» **Passage provided**
--------------------

Republic of the Philippines
G.R. No. 83513 April 18, 1989
LEONCITO PACAÑA petitioner,
NATIONAL LABOR RELATIONS COMMISSION and PHILIPPINE PACKING CORPORATION, respondents.
Rene Artemio T. Pacaña for petitioner.
Eudoxio B. Along for private respondent.
The Solicitor General for public respondent.
We affirm once again the rule that the decisions of the National Labor Relations Commission are reviewable only in a petition for certiorari under Rule 65 of the Rules of Court and may be reversed only upon a clear showing of a grave abuse of discretion amounting to lack of jurisdiction. Applying this rule we shall dismiss this petition and uphold the challenged judgment of the public respondent as a proper exercise of the powers conferred upon it by the labor laws.
The petitioner had been in the employ of the Philippine Packing Corporation as a security guard or all of eighteen years when he was implicated on 24 July 1986 in the theft of legramoxone chemicals from the company plant by Bernie Legaspi, a 14-year old boy who was caught in flagrante on 22 July 1986. This boy said it was the petitioner who had asked him to take the chemicals out of the company compound. 1 One other person, Security Guard Felizardo Adalin Jr., executed an affidavit to the effect that he had seen the petitioner actually carrying the chemical two days earlier in a plastic bag. 2 Investigated in the office of the security department of the private respondent, the petitioner admitted his guilt, saying that "my act of giving Belen (the boy's mother) the legramoxone chemicals was commited by me because of pity for her and I was also beguiled by her caresses." 3
He begged forgiveness from the company and asked that he be transferred to another unit away from Belen. A complaint for qualified theft was filed against him in the municipal circuit trial court of Jasaan, Claveria in Misamis Oriental, but this was later dismissed 4
when the petitioner wrote the plantation manager of the PPC and requested that, as he had already admitted the theft, he be allowed to resign without pay and the criminal charge against him be dropped. 5 The prosecution was revived, however, when the petitioner's lawyer wrote the PPC and demanded his client's reinstatement in view of the lapse of the 30-day period of his suspension. 6 He also asked for payment of backpay and other benefits to the petitioner. The information was re-filed on 26 November 1986, in the regional trial court of Cagayan de Oro City. 7
On this same day, the petitioner filed a complaint for illegal dismissal against the private respondent. As required, the parties submitted their respective position papers. On 22 June 1987, the labor arbiter rendered a decision in favor of the complainant. The respondent was required to reinstate him with full back wages or, if this was no longer possible, to grant him separation pay plus attorney's fees. 8
Copies of this decision were served on the petitioner on 7 July 1978, and on the respondent on 8 July 1987. The latter appealed to the National Labor Relations Commission on 20 July 1987, the same date on which the complainant moved for a writ of execution on the ground that the decision had become final and executory. 9 In view of the conflicting views on the timeliness of the appeal, the labor arbiter forwarded all the records of the case to the NLRC for resolution.

--------------------

» **Data entries**
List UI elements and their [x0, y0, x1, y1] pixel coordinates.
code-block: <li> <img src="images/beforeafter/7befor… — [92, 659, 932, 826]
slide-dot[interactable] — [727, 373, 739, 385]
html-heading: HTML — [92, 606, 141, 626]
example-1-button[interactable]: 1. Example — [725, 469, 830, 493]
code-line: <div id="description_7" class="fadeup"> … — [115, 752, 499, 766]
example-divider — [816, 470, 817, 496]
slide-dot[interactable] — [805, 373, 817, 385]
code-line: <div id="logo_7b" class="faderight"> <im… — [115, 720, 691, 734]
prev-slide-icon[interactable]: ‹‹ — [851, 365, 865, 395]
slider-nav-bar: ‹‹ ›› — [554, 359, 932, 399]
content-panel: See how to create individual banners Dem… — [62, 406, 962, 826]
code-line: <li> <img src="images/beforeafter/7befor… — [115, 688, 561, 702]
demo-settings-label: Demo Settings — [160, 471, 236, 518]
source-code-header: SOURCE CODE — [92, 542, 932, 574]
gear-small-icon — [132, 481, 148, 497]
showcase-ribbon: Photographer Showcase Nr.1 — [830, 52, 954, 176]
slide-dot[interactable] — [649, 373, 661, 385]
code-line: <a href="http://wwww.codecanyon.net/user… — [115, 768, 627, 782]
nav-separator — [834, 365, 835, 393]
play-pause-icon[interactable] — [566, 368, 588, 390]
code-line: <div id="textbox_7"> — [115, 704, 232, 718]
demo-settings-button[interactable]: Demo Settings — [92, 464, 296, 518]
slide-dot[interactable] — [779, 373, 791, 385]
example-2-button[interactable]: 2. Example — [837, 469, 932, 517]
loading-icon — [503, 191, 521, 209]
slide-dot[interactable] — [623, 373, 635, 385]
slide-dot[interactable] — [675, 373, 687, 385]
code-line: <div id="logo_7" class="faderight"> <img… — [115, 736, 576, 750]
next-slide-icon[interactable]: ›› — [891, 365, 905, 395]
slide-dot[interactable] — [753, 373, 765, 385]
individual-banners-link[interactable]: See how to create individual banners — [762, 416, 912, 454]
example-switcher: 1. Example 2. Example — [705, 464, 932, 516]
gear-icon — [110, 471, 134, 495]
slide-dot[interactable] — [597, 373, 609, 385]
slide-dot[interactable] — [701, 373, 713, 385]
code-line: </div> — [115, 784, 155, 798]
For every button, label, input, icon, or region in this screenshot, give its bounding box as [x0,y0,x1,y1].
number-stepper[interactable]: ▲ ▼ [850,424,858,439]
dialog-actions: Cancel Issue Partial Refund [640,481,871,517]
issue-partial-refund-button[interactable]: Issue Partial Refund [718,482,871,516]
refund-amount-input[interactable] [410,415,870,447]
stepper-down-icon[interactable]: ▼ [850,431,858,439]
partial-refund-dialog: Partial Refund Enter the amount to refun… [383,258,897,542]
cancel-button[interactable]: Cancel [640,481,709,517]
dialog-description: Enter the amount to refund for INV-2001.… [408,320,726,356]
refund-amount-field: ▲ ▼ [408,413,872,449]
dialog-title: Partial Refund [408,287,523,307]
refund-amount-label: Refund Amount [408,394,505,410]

--------------------

» **Short exercise 1**
Answer these questions from the Pacaña decision:
(a) For how many years had the petitioner worked as a security guard for the Philippine Packing Corporation?
(b) In which court was the information re-filed on 26 November 1986?
(c) On what date did the labor arbiter render a decision?
» **Short exercise 2**
For each statement, say whether it agrees with the Pacaña decision. Quote the words that settle it.
(a) Bernie Legaspi was 14 years old when he was caught.
(b) The respondent appealed to the National Labor Relations Commission on 8 July 1987.
(c) The labor arbiter ruled against the complainant.
» **Short exercise 3**
Continue the Pacaña decision from its last sentence.
The data plays no part in this work.

» **Exercise result 1**
(a) Eighteen years.
(b) The regional trial court of Cagayan de Oro City.
(c) 22 June 1987.

» **Exercise result 2**
(a) Yes: "a 14-year old boy who was caught in flagrante on 22 July 1986"
(b) No: "The latter appealed to the National Labor Relations Commission on 20 July 1987"
(c) No: "the labor arbiter rendered a decision in favor of the complainant"

» **Exercise result 3**
The NLRC accepted the appeal. On 12 January 1988, it reversed the decision of the labor arbiter and held that the petitioner had been legally dismissed and so was not entitled to reinstatement and the payment of back wages or separation pay and the other awards. 10 Disagreeing, the petitioner is now before us and faults the public respondent with grave abuse of discretion for sustaining the PPC
On the question of whether or not the appeal had been seasonably made, we hold in favor of the respondents. It is true that in Vir-Jen Shipping and Marine Services v. NLRC11 we interpreted the 10 day reglementary period prescribed by Article 223 of the Labor Code for appealing to the NLRC as referring to calendar and not working days. It is also true that the private respondent filed the appeal on the twelfth calendar day following its receipt of a copy of the appealed decision. It appears, however, that the appeal could not have been filed on 18 July 1987, the tenth calendar day, because this was a Saturday and the offices of the NLRC in Cagayan de Oro City were closed; and neither could it have been sent by registered mail because the post office was also closed. The following day was a Sunday. The appeal was therefore seasonably filed on Monday, 20 July 1987, the earliest day this could have been done after the lapse of the 10 day period.
As for the dismissal, it does not appear that the NLRC erred in holding that there was sufficient evidence to sustain the finding that the petitioner was guilty of stealing the legramoxone chemicals from the company. Indeed there was. The petitioner himself had admitted the offense not once but twice and in writing. He even gave the reason for committing the offense, to wit, he was beguiled by Belen's caresses. He cannot turn back on his own statements now and claim he was unaware of its contents and had been deceived into making them. Even the sequence of events supports the conclusion that he had really admitted his guilt.
The original complaint was withdrawn by the PPC after he had acknowledged the theft and asked for separation without pay but this was revived when his counsel demanded his client's reinstatement and back wages. The original complaint would not have been withdrawn in the first place had he not confessed his offense and asked that the charge be dropped. Apparently, the petitioner had a change of heart after he had consulted a lawyer who advised him to insist instead on his reinstatement.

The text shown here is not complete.